# Exercise
In your copy, repeat the records exactly and leave out the pictures.

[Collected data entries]
○ ○ ○ ○

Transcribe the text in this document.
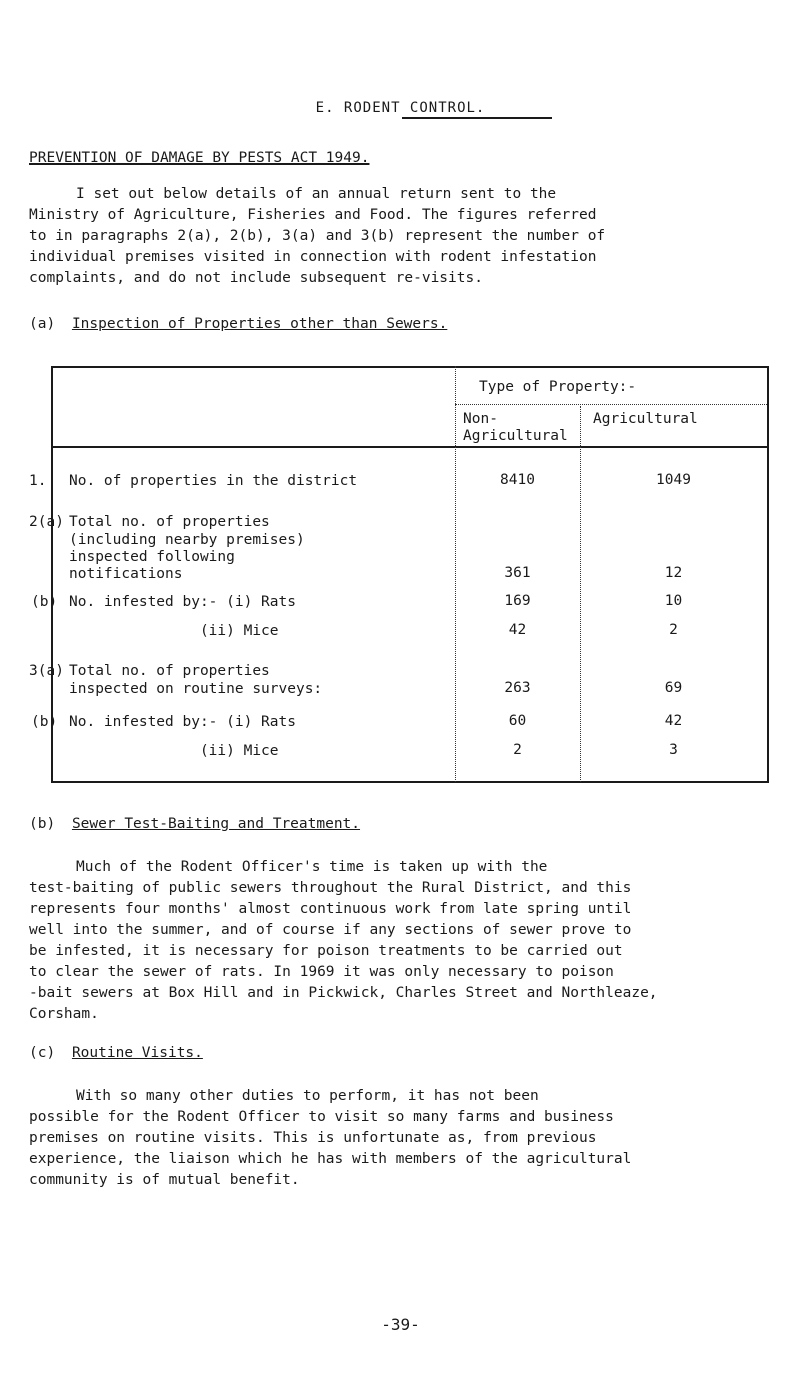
E. RODENT CONTROL.
PREVENTION OF DAMAGE BY PESTS ACT 1949.
I set out below details of an annual return sent to the
Ministry of Agriculture, Fisheries and Food. The figures referred
to in paragraphs 2(a), 2(b), 3(a) and 3(b) represent the number of
individual premises visited in connection with rodent infestation
complaints, and do not include subsequent re-visits.
(a) Inspection of Properties other than Sewers.
Type of Property:-
Non-
Agricultural
Agricultural
1. No. of properties in the district	8410	1049
2(a) Total no. of properties
(including nearby premises)
inspected following
notifications	361	12
(b) No. infested by:- (i) Rats	169	10
(ii) Mice	42	2
3(a) Total no. of properties
inspected on routine surveys:	263	69
(b) No. infested by:- (i) Rats	60	42
(ii) Mice	2	3
(b) Sewer Test-Baiting and Treatment.
Much of the Rodent Officer's time is taken up with the
test-baiting of public sewers throughout the Rural District, and this
represents four months' almost continuous work from late spring until
well into the summer, and of course if any sections of sewer prove to
be infested, it is necessary for poison treatments to be carried out
to clear the sewer of rats. In 1969 it was only necessary to poison
-bait sewers at Box Hill and in Pickwick, Charles Street and Northleaze,
Corsham.
(c) Routine Visits.
With so many other duties to perform, it has not been
possible for the Rodent Officer to visit so many farms and business
premises on routine visits. This is unfortunate as, from previous
experience, the liaison which he has with members of the agricultural
community is of mutual benefit.
-39-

○ ○ ○ ○

# Solution for this exercise
Transcribe the text in this document.
E. RODENT CONTROL.
PREVENTION OF DAMAGE BY PESTS ACT 1949.
I set out below details of an annual return sent to the
Ministry of Agriculture, Fisheries and Food. The figures referred
to in paragraphs 2(a), 2(b), 3(a) and 3(b) represent the number of
individual premises visited in connection with rodent infestation
complaints, and do not include subsequent re-visits.
(a) Inspection of Properties other than Sewers.
Type of Property:-
Non-
Agricultural
Agricultural
1. No. of properties in the district	8410	1049
2(a) Total no. of properties
(including nearby premises)
inspected following
notifications	361	12
(b) No. infested by:- (i) Rats	169	10
(ii) Mice	42	2
3(a) Total no. of properties
inspected on routine surveys:	263	69
(b) No. infested by:- (i) Rats	60	42
(ii) Mice	2	3
(b) Sewer Test-Baiting and Treatment.
Much of the Rodent Officer's time is taken up with the
test-baiting of public sewers throughout the Rural District, and this
represents four months' almost continuous work from late spring until
well into the summer, and of course if any sections of sewer prove to
be infested, it is necessary for poison treatments to be carried out
to clear the sewer of rats. In 1969 it was only necessary to poison
-bait sewers at Box Hill and in Pickwick, Charles Street and Northleaze,
Corsham.
(c) Routine Visits.
With so many other duties to perform, it has not been
possible for the Rodent Officer to visit so many farms and business
premises on routine visits. This is unfortunate as, from previous
experience, the liaison which he has with members of the agricultural
community is of mutual benefit.
-39-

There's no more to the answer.